## What is asked:
Go through the listing and set it down exactly, leaving out its pictures.

--- START Data entries ---

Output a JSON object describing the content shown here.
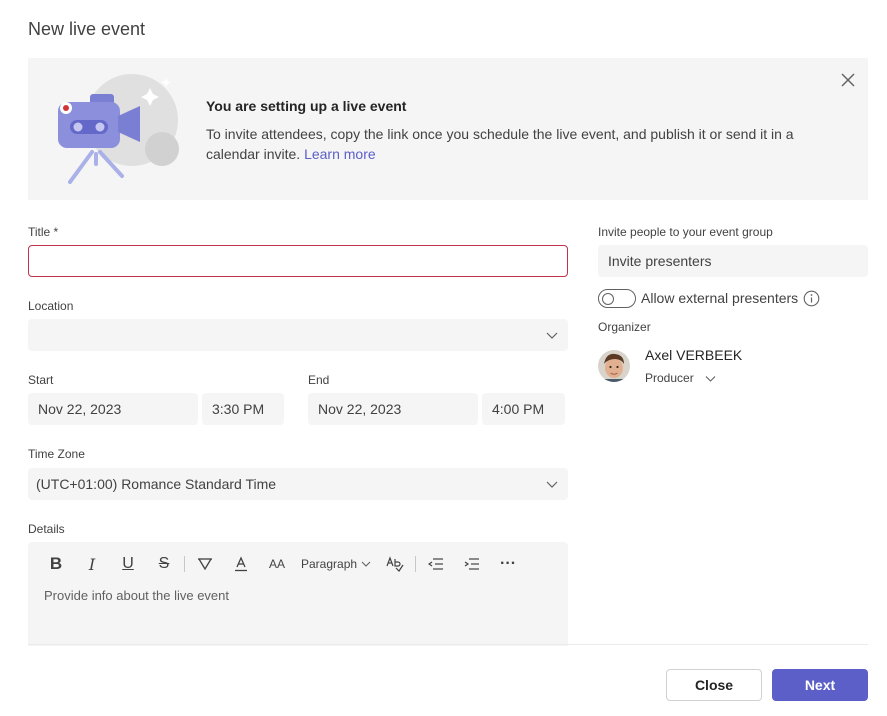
{
  "dialog": {
    "title": "New live event"
  },
  "banner": {
    "heading": "You are setting up a live event",
    "body": "To invite attendees, copy the link once you schedule the live event, and publish it or send it in a calendar invite.",
    "link": "Learn more"
  },
  "form": {
    "title_label": "Title *",
    "title_value": "",
    "location_label": "Location",
    "location_value": "",
    "start_label": "Start",
    "start_date": "Nov 22, 2023",
    "start_time": "3:30 PM",
    "end_label": "End",
    "end_date": "Nov 22, 2023",
    "end_time": "4:00 PM",
    "timezone_label": "Time Zone",
    "timezone_value": "(UTC+01:00) Romance Standard Time",
    "details_label": "Details",
    "details_placeholder": "Provide info about the live event"
  },
  "toolbar": {
    "bold": "B",
    "italic": "I",
    "underline": "U",
    "strike": "S",
    "font_size": "AA",
    "paragraph": "Paragraph",
    "more": "···"
  },
  "invite": {
    "label": "Invite people to your event group",
    "placeholder": "Invite presenters",
    "allow_external": "Allow external presenters",
    "organizer_label": "Organizer",
    "organizer_name": "Axel VERBEEK",
    "organizer_role": "Producer"
  },
  "buttons": {
    "close": "Close",
    "next": "Next"
  },
  "colors": {
    "accent": "#5b5fc7",
    "error_border": "#c4314b",
    "field_bg": "#f5f5f5"
  }
}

--- END Data entries ---

## Written response:
Output a JSON object describing the content shown here.
{
  "dialog": {
    "title": "New live event"
  },
  "banner": {
    "heading": "You are setting up a live event",
    "body": "To invite attendees, copy the link once you schedule the live event, and publish it or send it in a calendar invite.",
    "link": "Learn more"
  },
  "form": {
    "title_label": "Title *",
    "title_value": "",
    "location_label": "Location",
    "location_value": "",
    "start_label": "Start",
    "start_date": "Nov 22, 2023",
    "start_time": "3:30 PM",
    "end_label": "End",
    "end_date": "Nov 22, 2023",
    "end_time": "4:00 PM",
    "timezone_label": "Time Zone",
    "timezone_value": "(UTC+01:00) Romance Standard Time",
    "details_label": "Details",
    "details_placeholder": "Provide info about the live event"
  },
  "toolbar": {
    "bold": "B",
    "italic": "I",
    "underline": "U",
    "strike": "S",
    "font_size": "AA",
    "paragraph": "Paragraph",
    "more": "···"
  },
  "invite": {
    "label": "Invite people to your event group",
    "placeholder": "Invite presenters",
    "allow_external": "Allow external presenters",
    "organizer_label": "Organizer",
    "organizer_name": "Axel VERBEEK",
    "organizer_role": "Producer"
  },
  "buttons": {
    "close": "Close",
    "next": "Next"
  },
  "colors": {
    "accent": "#5b5fc7",
    "error_border": "#c4314b",
    "field_bg": "#f5f5f5"
  }
}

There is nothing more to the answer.